THE EXERCISE >> Leave out any pictures and transcribe all other data below exactly.

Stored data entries
Begin
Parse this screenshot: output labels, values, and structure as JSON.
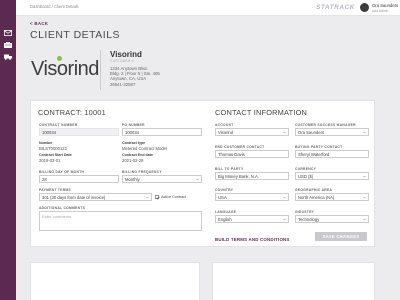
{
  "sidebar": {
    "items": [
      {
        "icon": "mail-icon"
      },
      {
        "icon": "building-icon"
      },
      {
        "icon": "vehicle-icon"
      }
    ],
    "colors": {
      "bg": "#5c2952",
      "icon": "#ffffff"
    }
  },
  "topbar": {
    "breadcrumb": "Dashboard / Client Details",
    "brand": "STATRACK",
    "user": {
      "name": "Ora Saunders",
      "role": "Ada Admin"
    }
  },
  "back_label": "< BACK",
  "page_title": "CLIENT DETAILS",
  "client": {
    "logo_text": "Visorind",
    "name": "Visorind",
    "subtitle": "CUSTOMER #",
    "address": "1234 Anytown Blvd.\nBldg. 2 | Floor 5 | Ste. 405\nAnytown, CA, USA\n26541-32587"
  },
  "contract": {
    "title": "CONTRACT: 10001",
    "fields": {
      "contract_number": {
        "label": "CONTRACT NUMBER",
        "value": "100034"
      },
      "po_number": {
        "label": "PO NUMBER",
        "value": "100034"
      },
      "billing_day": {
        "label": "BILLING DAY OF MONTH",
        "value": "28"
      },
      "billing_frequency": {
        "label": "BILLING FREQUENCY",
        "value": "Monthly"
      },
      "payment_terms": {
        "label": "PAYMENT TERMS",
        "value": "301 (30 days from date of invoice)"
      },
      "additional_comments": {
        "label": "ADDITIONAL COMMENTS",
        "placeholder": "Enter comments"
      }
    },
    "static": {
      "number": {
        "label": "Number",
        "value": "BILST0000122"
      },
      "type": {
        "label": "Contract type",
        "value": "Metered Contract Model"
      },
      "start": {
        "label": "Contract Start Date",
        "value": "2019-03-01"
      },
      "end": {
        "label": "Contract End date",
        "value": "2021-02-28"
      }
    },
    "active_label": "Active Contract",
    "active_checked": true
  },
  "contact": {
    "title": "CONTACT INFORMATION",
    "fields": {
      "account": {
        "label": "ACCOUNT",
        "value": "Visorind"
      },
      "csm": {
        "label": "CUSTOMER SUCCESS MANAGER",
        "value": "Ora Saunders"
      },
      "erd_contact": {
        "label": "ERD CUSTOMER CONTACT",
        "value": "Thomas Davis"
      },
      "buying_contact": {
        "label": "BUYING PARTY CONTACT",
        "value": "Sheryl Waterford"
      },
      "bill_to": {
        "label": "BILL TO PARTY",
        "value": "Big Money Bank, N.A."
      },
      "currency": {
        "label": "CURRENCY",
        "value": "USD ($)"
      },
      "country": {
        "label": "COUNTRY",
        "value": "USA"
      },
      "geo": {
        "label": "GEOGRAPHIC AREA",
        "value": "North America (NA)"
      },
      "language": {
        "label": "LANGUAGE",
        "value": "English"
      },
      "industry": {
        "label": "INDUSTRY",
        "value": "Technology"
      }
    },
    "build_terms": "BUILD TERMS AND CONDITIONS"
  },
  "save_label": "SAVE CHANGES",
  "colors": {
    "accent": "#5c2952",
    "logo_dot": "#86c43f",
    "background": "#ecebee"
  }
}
End
EXERCISE RESULT >>
Parse this screenshot: output labels, values, and structure as JSON.
{
  "sidebar": {
    "items": [
      {
        "icon": "mail-icon"
      },
      {
        "icon": "building-icon"
      },
      {
        "icon": "vehicle-icon"
      }
    ],
    "colors": {
      "bg": "#5c2952",
      "icon": "#ffffff"
    }
  },
  "topbar": {
    "breadcrumb": "Dashboard / Client Details",
    "brand": "STATRACK",
    "user": {
      "name": "Ora Saunders",
      "role": "Ada Admin"
    }
  },
  "back_label": "< BACK",
  "page_title": "CLIENT DETAILS",
  "client": {
    "logo_text": "Visorind",
    "name": "Visorind",
    "subtitle": "CUSTOMER #",
    "address": "1234 Anytown Blvd.\nBldg. 2 | Floor 5 | Ste. 405\nAnytown, CA, USA\n26541-32587"
  },
  "contract": {
    "title": "CONTRACT: 10001",
    "fields": {
      "contract_number": {
        "label": "CONTRACT NUMBER",
        "value": "100034"
      },
      "po_number": {
        "label": "PO NUMBER",
        "value": "100034"
      },
      "billing_day": {
        "label": "BILLING DAY OF MONTH",
        "value": "28"
      },
      "billing_frequency": {
        "label": "BILLING FREQUENCY",
        "value": "Monthly"
      },
      "payment_terms": {
        "label": "PAYMENT TERMS",
        "value": "301 (30 days from date of invoice)"
      },
      "additional_comments": {
        "label": "ADDITIONAL COMMENTS",
        "placeholder": "Enter comments"
      }
    },
    "static": {
      "number": {
        "label": "Number",
        "value": "BILST0000122"
      },
      "type": {
        "label": "Contract type",
        "value": "Metered Contract Model"
      },
      "start": {
        "label": "Contract Start Date",
        "value": "2019-03-01"
      },
      "end": {
        "label": "Contract End date",
        "value": "2021-02-28"
      }
    },
    "active_label": "Active Contract",
    "active_checked": true
  },
  "contact": {
    "title": "CONTACT INFORMATION",
    "fields": {
      "account": {
        "label": "ACCOUNT",
        "value": "Visorind"
      },
      "csm": {
        "label": "CUSTOMER SUCCESS MANAGER",
        "value": "Ora Saunders"
      },
      "erd_contact": {
        "label": "ERD CUSTOMER CONTACT",
        "value": "Thomas Davis"
      },
      "buying_contact": {
        "label": "BUYING PARTY CONTACT",
        "value": "Sheryl Waterford"
      },
      "bill_to": {
        "label": "BILL TO PARTY",
        "value": "Big Money Bank, N.A."
      },
      "currency": {
        "label": "CURRENCY",
        "value": "USD ($)"
      },
      "country": {
        "label": "COUNTRY",
        "value": "USA"
      },
      "geo": {
        "label": "GEOGRAPHIC AREA",
        "value": "North America (NA)"
      },
      "language": {
        "label": "LANGUAGE",
        "value": "English"
      },
      "industry": {
        "label": "INDUSTRY",
        "value": "Technology"
      }
    },
    "build_terms": "BUILD TERMS AND CONDITIONS"
  },
  "save_label": "SAVE CHANGES",
  "colors": {
    "accent": "#5c2952",
    "logo_dot": "#86c43f",
    "background": "#ecebee"
  }
}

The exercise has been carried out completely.